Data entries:

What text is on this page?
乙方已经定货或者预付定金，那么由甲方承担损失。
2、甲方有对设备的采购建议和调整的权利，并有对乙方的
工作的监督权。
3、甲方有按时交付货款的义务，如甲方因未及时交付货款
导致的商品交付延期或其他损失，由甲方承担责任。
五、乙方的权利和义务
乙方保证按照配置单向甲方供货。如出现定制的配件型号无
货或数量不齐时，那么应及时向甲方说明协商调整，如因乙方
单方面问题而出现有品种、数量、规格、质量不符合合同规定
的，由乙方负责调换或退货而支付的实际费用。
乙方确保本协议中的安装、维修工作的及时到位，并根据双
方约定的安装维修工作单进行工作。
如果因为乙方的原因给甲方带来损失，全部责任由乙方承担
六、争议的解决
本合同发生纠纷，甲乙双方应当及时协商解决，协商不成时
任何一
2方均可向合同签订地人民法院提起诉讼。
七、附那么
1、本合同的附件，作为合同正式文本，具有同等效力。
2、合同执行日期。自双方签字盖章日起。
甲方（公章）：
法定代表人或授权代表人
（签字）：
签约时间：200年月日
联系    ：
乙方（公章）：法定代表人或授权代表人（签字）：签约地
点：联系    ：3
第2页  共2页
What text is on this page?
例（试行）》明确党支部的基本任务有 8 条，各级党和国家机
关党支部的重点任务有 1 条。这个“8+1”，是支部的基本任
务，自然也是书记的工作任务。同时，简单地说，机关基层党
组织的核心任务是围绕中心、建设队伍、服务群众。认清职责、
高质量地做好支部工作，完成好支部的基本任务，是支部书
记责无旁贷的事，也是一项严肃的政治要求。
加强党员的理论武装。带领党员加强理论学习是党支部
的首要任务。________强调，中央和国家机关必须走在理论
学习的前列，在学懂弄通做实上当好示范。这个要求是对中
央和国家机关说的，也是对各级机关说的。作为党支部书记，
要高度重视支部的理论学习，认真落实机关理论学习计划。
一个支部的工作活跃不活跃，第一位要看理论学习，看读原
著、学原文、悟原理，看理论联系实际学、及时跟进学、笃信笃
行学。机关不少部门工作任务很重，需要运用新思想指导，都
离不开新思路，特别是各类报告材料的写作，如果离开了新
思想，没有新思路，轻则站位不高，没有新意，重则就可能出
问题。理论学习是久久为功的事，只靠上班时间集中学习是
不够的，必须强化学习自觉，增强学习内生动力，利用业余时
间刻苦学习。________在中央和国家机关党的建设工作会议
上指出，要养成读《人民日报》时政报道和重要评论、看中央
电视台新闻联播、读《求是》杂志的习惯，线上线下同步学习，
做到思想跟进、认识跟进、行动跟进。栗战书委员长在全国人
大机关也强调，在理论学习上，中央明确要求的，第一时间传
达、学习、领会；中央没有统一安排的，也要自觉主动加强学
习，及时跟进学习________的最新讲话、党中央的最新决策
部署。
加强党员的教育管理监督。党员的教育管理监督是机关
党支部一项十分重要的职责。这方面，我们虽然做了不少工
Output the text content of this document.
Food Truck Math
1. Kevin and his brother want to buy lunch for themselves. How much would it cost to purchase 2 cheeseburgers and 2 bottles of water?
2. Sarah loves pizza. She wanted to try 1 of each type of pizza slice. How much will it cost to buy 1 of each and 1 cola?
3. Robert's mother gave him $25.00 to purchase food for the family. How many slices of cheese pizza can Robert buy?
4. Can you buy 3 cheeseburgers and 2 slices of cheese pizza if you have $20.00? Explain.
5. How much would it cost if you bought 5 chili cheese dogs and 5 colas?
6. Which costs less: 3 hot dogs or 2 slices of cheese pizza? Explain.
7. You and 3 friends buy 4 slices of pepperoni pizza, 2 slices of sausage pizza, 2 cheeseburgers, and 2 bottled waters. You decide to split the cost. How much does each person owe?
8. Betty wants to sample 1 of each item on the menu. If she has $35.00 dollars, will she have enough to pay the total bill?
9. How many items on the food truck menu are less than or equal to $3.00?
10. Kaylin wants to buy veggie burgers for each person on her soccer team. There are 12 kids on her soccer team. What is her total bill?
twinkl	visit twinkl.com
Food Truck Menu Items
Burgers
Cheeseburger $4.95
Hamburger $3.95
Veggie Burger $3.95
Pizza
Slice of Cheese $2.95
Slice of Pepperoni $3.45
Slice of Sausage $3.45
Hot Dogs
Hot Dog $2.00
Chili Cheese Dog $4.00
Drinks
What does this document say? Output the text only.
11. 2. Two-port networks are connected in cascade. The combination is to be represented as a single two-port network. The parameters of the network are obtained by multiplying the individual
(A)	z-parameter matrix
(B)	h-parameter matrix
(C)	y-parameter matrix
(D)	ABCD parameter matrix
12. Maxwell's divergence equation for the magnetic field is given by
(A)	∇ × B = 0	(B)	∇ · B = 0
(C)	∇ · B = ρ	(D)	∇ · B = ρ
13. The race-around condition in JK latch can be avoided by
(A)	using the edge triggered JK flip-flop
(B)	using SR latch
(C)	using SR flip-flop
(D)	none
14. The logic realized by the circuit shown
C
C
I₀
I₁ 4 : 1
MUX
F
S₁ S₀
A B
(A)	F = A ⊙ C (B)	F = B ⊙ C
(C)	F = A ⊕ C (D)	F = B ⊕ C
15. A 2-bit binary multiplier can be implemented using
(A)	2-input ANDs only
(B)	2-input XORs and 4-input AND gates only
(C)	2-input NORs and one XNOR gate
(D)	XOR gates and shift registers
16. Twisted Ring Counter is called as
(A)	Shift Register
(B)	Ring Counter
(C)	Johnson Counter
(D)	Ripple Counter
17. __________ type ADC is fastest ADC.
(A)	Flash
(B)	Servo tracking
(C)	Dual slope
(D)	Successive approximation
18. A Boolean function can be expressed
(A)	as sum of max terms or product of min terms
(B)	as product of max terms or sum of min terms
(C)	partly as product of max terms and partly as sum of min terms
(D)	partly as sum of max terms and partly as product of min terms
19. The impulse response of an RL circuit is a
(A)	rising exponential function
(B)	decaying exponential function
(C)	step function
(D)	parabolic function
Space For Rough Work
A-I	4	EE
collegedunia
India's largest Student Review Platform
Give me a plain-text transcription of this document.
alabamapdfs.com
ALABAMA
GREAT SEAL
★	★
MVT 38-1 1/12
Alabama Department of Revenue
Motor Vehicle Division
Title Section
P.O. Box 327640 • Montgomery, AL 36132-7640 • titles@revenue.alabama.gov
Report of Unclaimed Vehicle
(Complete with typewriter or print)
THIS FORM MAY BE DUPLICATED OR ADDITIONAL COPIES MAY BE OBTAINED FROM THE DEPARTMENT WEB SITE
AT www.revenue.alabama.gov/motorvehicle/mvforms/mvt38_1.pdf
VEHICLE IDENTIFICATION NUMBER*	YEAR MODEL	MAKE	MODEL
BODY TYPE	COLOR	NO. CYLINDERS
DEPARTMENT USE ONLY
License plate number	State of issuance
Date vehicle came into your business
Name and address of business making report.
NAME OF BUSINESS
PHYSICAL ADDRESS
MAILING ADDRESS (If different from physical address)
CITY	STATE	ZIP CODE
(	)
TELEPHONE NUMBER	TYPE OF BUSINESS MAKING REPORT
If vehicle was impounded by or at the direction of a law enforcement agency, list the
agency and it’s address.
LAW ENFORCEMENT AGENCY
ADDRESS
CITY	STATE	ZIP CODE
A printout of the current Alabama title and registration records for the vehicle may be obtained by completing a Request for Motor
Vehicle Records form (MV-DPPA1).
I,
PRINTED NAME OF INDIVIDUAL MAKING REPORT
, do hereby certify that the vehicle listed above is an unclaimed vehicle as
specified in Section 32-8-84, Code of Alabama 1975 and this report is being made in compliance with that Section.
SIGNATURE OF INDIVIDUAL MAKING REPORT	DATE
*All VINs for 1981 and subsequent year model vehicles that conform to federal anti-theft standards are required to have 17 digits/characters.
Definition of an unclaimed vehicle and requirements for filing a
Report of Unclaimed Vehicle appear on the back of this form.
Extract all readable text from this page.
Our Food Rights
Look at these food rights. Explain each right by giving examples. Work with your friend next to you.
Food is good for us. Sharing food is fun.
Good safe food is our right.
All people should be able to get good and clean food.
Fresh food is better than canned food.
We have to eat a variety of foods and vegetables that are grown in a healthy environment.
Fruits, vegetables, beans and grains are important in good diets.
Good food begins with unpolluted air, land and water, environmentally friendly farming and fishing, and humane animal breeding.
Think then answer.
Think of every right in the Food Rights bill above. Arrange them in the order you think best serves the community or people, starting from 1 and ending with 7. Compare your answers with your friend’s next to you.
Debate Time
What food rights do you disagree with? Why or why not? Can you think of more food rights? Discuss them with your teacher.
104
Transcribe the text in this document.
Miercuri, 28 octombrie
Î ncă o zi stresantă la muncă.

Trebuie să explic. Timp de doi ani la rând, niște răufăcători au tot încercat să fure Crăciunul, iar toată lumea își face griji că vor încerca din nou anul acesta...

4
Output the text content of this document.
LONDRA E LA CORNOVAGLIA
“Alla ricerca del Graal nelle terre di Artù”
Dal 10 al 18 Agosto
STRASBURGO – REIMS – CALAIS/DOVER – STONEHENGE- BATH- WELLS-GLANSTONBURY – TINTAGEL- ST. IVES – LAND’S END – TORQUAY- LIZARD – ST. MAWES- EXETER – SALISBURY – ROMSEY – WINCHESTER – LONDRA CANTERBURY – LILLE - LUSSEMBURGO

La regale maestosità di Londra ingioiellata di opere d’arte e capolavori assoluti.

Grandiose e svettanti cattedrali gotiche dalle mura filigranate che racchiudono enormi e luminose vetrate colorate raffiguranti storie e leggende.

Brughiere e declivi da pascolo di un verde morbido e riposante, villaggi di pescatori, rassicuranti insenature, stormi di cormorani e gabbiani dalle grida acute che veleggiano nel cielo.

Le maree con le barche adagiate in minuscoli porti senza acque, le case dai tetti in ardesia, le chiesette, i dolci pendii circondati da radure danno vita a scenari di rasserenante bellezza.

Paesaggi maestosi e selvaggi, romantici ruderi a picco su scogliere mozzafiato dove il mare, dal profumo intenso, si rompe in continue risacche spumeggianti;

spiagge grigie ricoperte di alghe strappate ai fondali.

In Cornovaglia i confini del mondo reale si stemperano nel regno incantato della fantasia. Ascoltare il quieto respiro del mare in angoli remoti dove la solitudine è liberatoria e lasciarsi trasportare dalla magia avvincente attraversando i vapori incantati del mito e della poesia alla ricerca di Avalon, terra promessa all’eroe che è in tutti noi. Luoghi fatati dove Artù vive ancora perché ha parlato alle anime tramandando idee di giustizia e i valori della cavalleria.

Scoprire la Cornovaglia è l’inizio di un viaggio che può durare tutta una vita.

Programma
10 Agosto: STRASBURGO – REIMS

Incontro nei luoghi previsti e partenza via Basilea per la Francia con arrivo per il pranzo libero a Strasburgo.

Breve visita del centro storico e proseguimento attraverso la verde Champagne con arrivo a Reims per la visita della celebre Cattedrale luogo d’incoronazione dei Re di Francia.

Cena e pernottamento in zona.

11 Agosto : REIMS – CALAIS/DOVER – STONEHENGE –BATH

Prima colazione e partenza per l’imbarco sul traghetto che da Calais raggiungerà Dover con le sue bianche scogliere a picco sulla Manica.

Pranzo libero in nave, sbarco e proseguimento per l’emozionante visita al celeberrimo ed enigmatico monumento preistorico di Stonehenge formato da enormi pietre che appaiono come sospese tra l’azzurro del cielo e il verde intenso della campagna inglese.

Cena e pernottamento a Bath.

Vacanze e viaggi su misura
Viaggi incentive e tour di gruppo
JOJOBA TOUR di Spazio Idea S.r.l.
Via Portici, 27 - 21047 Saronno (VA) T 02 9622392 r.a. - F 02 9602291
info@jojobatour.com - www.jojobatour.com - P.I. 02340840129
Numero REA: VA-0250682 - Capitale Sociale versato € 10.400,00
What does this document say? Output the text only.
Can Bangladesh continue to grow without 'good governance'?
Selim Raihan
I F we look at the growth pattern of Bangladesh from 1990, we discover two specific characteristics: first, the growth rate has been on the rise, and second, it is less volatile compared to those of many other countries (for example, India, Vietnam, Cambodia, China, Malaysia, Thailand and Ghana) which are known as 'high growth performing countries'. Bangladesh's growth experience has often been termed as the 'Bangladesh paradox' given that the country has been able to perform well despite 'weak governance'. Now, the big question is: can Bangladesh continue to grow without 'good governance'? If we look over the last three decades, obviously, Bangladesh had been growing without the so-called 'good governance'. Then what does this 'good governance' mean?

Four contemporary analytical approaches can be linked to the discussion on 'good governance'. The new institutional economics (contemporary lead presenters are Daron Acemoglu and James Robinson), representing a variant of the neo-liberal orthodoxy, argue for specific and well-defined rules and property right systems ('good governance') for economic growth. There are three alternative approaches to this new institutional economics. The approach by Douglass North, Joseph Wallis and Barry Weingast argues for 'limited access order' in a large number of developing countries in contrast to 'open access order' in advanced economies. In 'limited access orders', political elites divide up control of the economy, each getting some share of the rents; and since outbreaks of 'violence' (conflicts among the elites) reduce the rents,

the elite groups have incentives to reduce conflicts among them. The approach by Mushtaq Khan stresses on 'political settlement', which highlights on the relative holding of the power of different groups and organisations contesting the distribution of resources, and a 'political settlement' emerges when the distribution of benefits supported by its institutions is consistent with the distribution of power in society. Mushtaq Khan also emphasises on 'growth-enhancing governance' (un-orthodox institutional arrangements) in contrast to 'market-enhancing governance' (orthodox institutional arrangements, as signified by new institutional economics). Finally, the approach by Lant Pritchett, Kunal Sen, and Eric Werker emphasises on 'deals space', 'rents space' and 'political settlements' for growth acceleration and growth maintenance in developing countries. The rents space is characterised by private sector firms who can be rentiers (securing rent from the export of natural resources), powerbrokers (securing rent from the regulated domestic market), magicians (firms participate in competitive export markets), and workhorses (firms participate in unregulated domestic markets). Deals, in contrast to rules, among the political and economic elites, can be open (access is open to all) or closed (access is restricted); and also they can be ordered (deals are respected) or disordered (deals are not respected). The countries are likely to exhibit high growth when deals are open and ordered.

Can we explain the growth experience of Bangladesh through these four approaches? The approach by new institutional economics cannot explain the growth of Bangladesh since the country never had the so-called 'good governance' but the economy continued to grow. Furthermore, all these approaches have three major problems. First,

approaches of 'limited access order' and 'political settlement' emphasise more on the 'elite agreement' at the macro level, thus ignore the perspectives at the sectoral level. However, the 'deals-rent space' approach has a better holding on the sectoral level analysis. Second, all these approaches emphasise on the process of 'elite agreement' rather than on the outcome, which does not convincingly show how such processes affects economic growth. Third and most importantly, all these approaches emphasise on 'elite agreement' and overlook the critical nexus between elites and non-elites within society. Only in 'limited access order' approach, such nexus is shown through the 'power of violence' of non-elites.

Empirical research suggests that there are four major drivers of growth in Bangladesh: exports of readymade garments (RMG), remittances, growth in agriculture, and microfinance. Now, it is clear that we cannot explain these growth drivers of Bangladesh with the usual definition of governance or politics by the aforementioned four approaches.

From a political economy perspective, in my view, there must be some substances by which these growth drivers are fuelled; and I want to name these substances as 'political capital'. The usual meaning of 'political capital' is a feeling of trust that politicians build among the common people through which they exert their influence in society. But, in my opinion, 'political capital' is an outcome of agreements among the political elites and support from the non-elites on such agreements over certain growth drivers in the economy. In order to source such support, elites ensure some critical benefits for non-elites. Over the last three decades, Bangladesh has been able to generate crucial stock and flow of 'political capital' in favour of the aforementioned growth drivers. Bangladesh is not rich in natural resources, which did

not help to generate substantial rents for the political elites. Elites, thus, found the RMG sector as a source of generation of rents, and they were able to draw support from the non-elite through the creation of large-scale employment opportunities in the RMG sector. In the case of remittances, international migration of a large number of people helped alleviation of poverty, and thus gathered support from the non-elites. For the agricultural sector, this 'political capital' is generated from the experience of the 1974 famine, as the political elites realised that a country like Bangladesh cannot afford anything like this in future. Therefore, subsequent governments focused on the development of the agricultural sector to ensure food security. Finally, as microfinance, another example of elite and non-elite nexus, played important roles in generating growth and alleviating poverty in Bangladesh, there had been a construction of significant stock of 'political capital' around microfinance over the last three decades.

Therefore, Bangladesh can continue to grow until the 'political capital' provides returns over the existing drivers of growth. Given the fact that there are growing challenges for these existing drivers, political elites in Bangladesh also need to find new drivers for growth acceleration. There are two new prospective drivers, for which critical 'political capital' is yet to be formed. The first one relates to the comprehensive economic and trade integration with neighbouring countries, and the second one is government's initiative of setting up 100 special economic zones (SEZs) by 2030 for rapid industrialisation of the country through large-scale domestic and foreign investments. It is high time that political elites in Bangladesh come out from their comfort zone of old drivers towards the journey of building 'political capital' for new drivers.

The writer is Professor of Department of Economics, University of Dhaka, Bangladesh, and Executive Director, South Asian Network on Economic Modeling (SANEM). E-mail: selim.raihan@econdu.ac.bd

▸ STATED EXERCISE: List each line of the entries that holds the string "picco".

▸ SOLUTION:
Paesaggi maestosi e selvaggi, romantici ruderi a picco su scogliere mozzafiato dove il mare, dal profumo intenso, si rompe in continue risacche spumeggianti;
Prima colazione e partenza per l’imbarco sul traghetto che da Calais raggiungerà Dover con le sue bianche scogliere a picco sulla Manica.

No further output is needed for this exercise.